PROBLEM DESCRIPTION:
Return, word for word, every line that follows.

# ENTRIES PROVIDED start

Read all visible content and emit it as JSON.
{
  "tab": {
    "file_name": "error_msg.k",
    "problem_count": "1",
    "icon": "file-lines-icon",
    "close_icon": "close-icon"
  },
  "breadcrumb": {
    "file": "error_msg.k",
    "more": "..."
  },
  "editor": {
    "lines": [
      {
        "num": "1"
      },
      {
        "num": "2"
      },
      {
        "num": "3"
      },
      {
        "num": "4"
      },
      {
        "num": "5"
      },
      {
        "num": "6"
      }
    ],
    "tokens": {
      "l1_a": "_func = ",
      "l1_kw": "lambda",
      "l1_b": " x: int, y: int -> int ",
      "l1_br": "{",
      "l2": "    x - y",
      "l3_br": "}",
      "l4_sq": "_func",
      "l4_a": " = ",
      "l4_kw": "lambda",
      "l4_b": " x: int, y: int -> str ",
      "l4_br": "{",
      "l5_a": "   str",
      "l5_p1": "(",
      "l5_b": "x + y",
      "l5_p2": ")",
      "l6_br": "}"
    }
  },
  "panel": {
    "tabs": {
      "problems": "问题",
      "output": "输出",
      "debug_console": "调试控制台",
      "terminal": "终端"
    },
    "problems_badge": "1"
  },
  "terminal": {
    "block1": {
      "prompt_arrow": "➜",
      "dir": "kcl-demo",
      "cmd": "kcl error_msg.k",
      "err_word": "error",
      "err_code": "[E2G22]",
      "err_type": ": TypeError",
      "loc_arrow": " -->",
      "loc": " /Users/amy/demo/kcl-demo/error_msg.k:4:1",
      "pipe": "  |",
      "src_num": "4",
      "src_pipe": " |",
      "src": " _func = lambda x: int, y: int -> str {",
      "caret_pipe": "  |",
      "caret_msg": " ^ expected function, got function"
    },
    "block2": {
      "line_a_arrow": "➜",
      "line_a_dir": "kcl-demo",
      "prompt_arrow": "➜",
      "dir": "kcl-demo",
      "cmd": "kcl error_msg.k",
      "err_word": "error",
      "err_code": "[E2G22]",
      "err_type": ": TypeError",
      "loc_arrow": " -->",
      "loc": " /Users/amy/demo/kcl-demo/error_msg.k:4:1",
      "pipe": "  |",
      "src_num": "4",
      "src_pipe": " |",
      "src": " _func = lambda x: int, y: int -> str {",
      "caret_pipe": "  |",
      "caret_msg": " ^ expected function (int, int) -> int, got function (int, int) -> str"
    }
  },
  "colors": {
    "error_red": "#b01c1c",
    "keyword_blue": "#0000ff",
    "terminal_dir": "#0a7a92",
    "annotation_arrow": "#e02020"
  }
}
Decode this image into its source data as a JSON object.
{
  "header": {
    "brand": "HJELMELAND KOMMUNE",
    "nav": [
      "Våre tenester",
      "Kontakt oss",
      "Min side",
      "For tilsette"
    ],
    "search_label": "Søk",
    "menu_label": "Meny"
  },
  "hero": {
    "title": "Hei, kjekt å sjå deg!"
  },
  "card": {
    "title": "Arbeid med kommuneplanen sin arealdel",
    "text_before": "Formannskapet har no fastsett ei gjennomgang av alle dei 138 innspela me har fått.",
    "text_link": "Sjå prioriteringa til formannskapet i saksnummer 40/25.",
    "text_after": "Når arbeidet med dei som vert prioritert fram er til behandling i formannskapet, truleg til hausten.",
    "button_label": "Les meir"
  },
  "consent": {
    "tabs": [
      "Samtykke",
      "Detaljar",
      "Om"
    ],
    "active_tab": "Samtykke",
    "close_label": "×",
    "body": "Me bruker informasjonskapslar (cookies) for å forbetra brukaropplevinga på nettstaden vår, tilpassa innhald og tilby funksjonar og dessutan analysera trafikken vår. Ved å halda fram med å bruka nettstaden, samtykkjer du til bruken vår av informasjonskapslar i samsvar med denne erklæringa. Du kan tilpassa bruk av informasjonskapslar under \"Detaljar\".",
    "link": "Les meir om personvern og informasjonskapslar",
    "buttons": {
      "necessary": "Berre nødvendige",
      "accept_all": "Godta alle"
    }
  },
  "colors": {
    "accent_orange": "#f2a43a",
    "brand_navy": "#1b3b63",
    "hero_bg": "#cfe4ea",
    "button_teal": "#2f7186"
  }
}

# ENTRIES PROVIDED end

SOLUTION FOR THIS PROBLEM:
Read all visible content and emit it as JSON.
{
  "tab": {
    "file_name": "error_msg.k",
    "problem_count": "1",
    "icon": "file-lines-icon",
    "close_icon": "close-icon"
  },
  "breadcrumb": {
    "file": "error_msg.k",
    "more": "..."
  },
  "editor": {
    "lines": [
      {
        "num": "1"
      },
      {
        "num": "2"
      },
      {
        "num": "3"
      },
      {
        "num": "4"
      },
      {
        "num": "5"
      },
      {
        "num": "6"
      }
    ],
    "tokens": {
      "l1_a": "_func = ",
      "l1_kw": "lambda",
      "l1_b": " x: int, y: int -> int ",
      "l1_br": "{",
      "l2": "    x - y",
      "l3_br": "}",
      "l4_sq": "_func",
      "l4_a": " = ",
      "l4_kw": "lambda",
      "l4_b": " x: int, y: int -> str ",
      "l4_br": "{",
      "l5_a": "   str",
      "l5_p1": "(",
      "l5_b": "x + y",
      "l5_p2": ")",
      "l6_br": "}"
    }
  },
  "panel": {
    "tabs": {
      "problems": "问题",
      "output": "输出",
      "debug_console": "调试控制台",
      "terminal": "终端"
    },
    "problems_badge": "1"
  },
  "terminal": {
    "block1": {
      "prompt_arrow": "➜",
      "dir": "kcl-demo",
      "cmd": "kcl error_msg.k",
      "err_word": "error",
      "err_code": "[E2G22]",
      "err_type": ": TypeError",
      "loc_arrow": " -->",
      "loc": " /Users/amy/demo/kcl-demo/error_msg.k:4:1",
      "pipe": "  |",
      "src_num": "4",
      "src_pipe": " |",
      "src": " _func = lambda x: int, y: int -> str {",
      "caret_pipe": "  |",
      "caret_msg": " ^ expected function, got function"
    },
    "block2": {
      "line_a_arrow": "➜",
      "line_a_dir": "kcl-demo",
      "prompt_arrow": "➜",
      "dir": "kcl-demo",
      "cmd": "kcl error_msg.k",
      "err_word": "error",
      "err_code": "[E2G22]",
      "err_type": ": TypeError",
      "loc_arrow": " -->",
      "loc": " /Users/amy/demo/kcl-demo/error_msg.k:4:1",
      "pipe": "  |",
      "src_num": "4",
      "src_pipe": " |",
      "src": " _func = lambda x: int, y: int -> str {",
      "caret_pipe": "  |",
      "caret_msg": " ^ expected function (int, int) -> int, got function (int, int) -> str"
    }
  },
  "colors": {
    "error_red": "#b01c1c",
    "keyword_blue": "#0000ff",
    "terminal_dir": "#0a7a92",
    "annotation_arrow": "#e02020"
  }
}
Decode this image into its source data as a JSON object.
{
  "header": {
    "brand": "HJELMELAND KOMMUNE",
    "nav": [
      "Våre tenester",
      "Kontakt oss",
      "Min side",
      "For tilsette"
    ],
    "search_label": "Søk",
    "menu_label": "Meny"
  },
  "hero": {
    "title": "Hei, kjekt å sjå deg!"
  },
  "card": {
    "title": "Arbeid med kommuneplanen sin arealdel",
    "text_before": "Formannskapet har no fastsett ei gjennomgang av alle dei 138 innspela me har fått.",
    "text_link": "Sjå prioriteringa til formannskapet i saksnummer 40/25.",
    "text_after": "Når arbeidet med dei som vert prioritert fram er til behandling i formannskapet, truleg til hausten.",
    "button_label": "Les meir"
  },
  "consent": {
    "tabs": [
      "Samtykke",
      "Detaljar",
      "Om"
    ],
    "active_tab": "Samtykke",
    "close_label": "×",
    "body": "Me bruker informasjonskapslar (cookies) for å forbetra brukaropplevinga på nettstaden vår, tilpassa innhald og tilby funksjonar og dessutan analysera trafikken vår. Ved å halda fram med å bruka nettstaden, samtykkjer du til bruken vår av informasjonskapslar i samsvar med denne erklæringa. Du kan tilpassa bruk av informasjonskapslar under \"Detaljar\".",
    "link": "Les meir om personvern og informasjonskapslar",
    "buttons": {
      "necessary": "Berre nødvendige",
      "accept_all": "Godta alle"
    }
  },
  "colors": {
    "accent_orange": "#f2a43a",
    "brand_navy": "#1b3b63",
    "hero_bg": "#cfe4ea",
    "button_teal": "#2f7186"
  }
}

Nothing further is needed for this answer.